• DATA PROVIDED:
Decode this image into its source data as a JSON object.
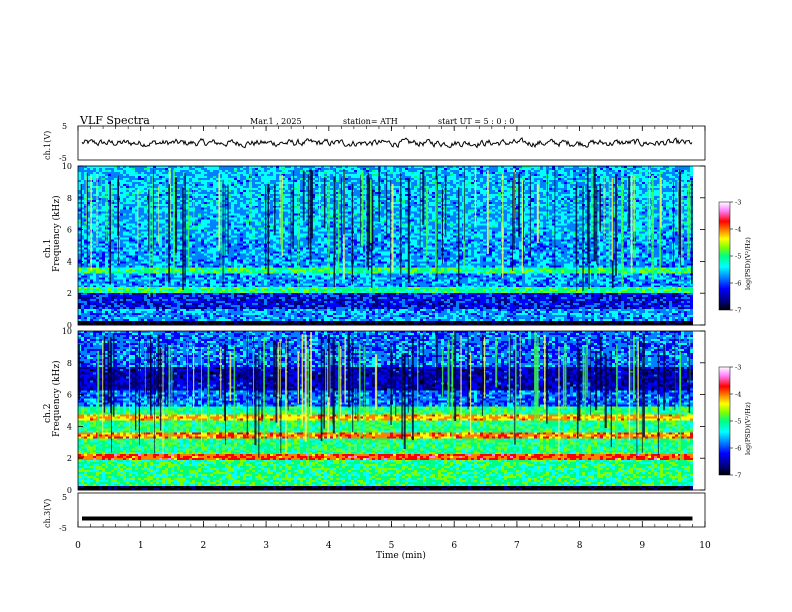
{
  "header": {
    "title": "VLF  Spectra",
    "date": "Mar.1  , 2025",
    "station": "station= ATH",
    "start": "start  UT  =    5  : 0   : 0"
  },
  "colors": {
    "colormap": [
      "#000000",
      "#00007a",
      "#0000ff",
      "#0080ff",
      "#00ffff",
      "#00ff80",
      "#80ff00",
      "#ffff00",
      "#ff8000",
      "#ff0000",
      "#ff80ff",
      "#ffffff"
    ],
    "waveform": "#000000"
  },
  "chart_data": [
    {
      "type": "line",
      "name": "ch1-waveform",
      "ylabel": "ch.1(V)",
      "ylim": [
        -5,
        5
      ],
      "yticks": [
        "5",
        "-5"
      ],
      "xlim": [
        0,
        10
      ],
      "description_values": {
        "mean": 0,
        "amplitude_approx": 1
      }
    },
    {
      "type": "heatmap",
      "name": "ch1-spectrogram",
      "ylabel_1": "ch.1",
      "ylabel_2": "Frequency  (kHz)",
      "ylim": [
        0,
        10
      ],
      "yticks": [
        "0",
        "2",
        "4",
        "6",
        "8",
        "10"
      ],
      "xlim": [
        0,
        9.8
      ],
      "colorbar": {
        "label": "log(PSD)(V²/Hz)",
        "range": [
          -7,
          -3
        ],
        "ticks": [
          "-3",
          "-4",
          "-5",
          "-6",
          "-7"
        ]
      }
    },
    {
      "type": "heatmap",
      "name": "ch2-spectrogram",
      "ylabel_1": "ch.2",
      "ylabel_2": "Frequency  (kHz)",
      "ylim": [
        0,
        10
      ],
      "yticks": [
        "0",
        "2",
        "4",
        "6",
        "8",
        "10"
      ],
      "xlim": [
        0,
        9.8
      ],
      "colorbar": {
        "label": "log(PSD)(V²/Hz)",
        "range": [
          -7,
          -3
        ],
        "ticks": [
          "-3",
          "-4",
          "-5",
          "-6",
          "-7"
        ]
      }
    },
    {
      "type": "line",
      "name": "ch3-waveform",
      "ylabel": "ch.3(V)",
      "ylim": [
        -5,
        5
      ],
      "yticks": [
        "5",
        "-5"
      ],
      "xlim": [
        0,
        10
      ],
      "description_values": {
        "level": -2.5
      }
    }
  ],
  "xaxis": {
    "label": "Time  (min)",
    "ticks": [
      "0",
      "1",
      "2",
      "3",
      "4",
      "5",
      "6",
      "7",
      "8",
      "9",
      "10"
    ],
    "range": [
      0,
      10
    ]
  }
}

• WHAT IS ASKED:
Each record above must be returned exactly as written, with its pictures omitted.

• PROBLEM SOLUTION:
Decode this image into its source data as a JSON object.
{
  "header": {
    "title": "VLF  Spectra",
    "date": "Mar.1  , 2025",
    "station": "station= ATH",
    "start": "start  UT  =    5  : 0   : 0"
  },
  "colors": {
    "colormap": [
      "#000000",
      "#00007a",
      "#0000ff",
      "#0080ff",
      "#00ffff",
      "#00ff80",
      "#80ff00",
      "#ffff00",
      "#ff8000",
      "#ff0000",
      "#ff80ff",
      "#ffffff"
    ],
    "waveform": "#000000"
  },
  "chart_data": [
    {
      "type": "line",
      "name": "ch1-waveform",
      "ylabel": "ch.1(V)",
      "ylim": [
        -5,
        5
      ],
      "yticks": [
        "5",
        "-5"
      ],
      "xlim": [
        0,
        10
      ],
      "description_values": {
        "mean": 0,
        "amplitude_approx": 1
      }
    },
    {
      "type": "heatmap",
      "name": "ch1-spectrogram",
      "ylabel_1": "ch.1",
      "ylabel_2": "Frequency  (kHz)",
      "ylim": [
        0,
        10
      ],
      "yticks": [
        "0",
        "2",
        "4",
        "6",
        "8",
        "10"
      ],
      "xlim": [
        0,
        9.8
      ],
      "colorbar": {
        "label": "log(PSD)(V²/Hz)",
        "range": [
          -7,
          -3
        ],
        "ticks": [
          "-3",
          "-4",
          "-5",
          "-6",
          "-7"
        ]
      }
    },
    {
      "type": "heatmap",
      "name": "ch2-spectrogram",
      "ylabel_1": "ch.2",
      "ylabel_2": "Frequency  (kHz)",
      "ylim": [
        0,
        10
      ],
      "yticks": [
        "0",
        "2",
        "4",
        "6",
        "8",
        "10"
      ],
      "xlim": [
        0,
        9.8
      ],
      "colorbar": {
        "label": "log(PSD)(V²/Hz)",
        "range": [
          -7,
          -3
        ],
        "ticks": [
          "-3",
          "-4",
          "-5",
          "-6",
          "-7"
        ]
      }
    },
    {
      "type": "line",
      "name": "ch3-waveform",
      "ylabel": "ch.3(V)",
      "ylim": [
        -5,
        5
      ],
      "yticks": [
        "5",
        "-5"
      ],
      "xlim": [
        0,
        10
      ],
      "description_values": {
        "level": -2.5
      }
    }
  ],
  "xaxis": {
    "label": "Time  (min)",
    "ticks": [
      "0",
      "1",
      "2",
      "3",
      "4",
      "5",
      "6",
      "7",
      "8",
      "9",
      "10"
    ],
    "range": [
      0,
      10
    ]
  }
}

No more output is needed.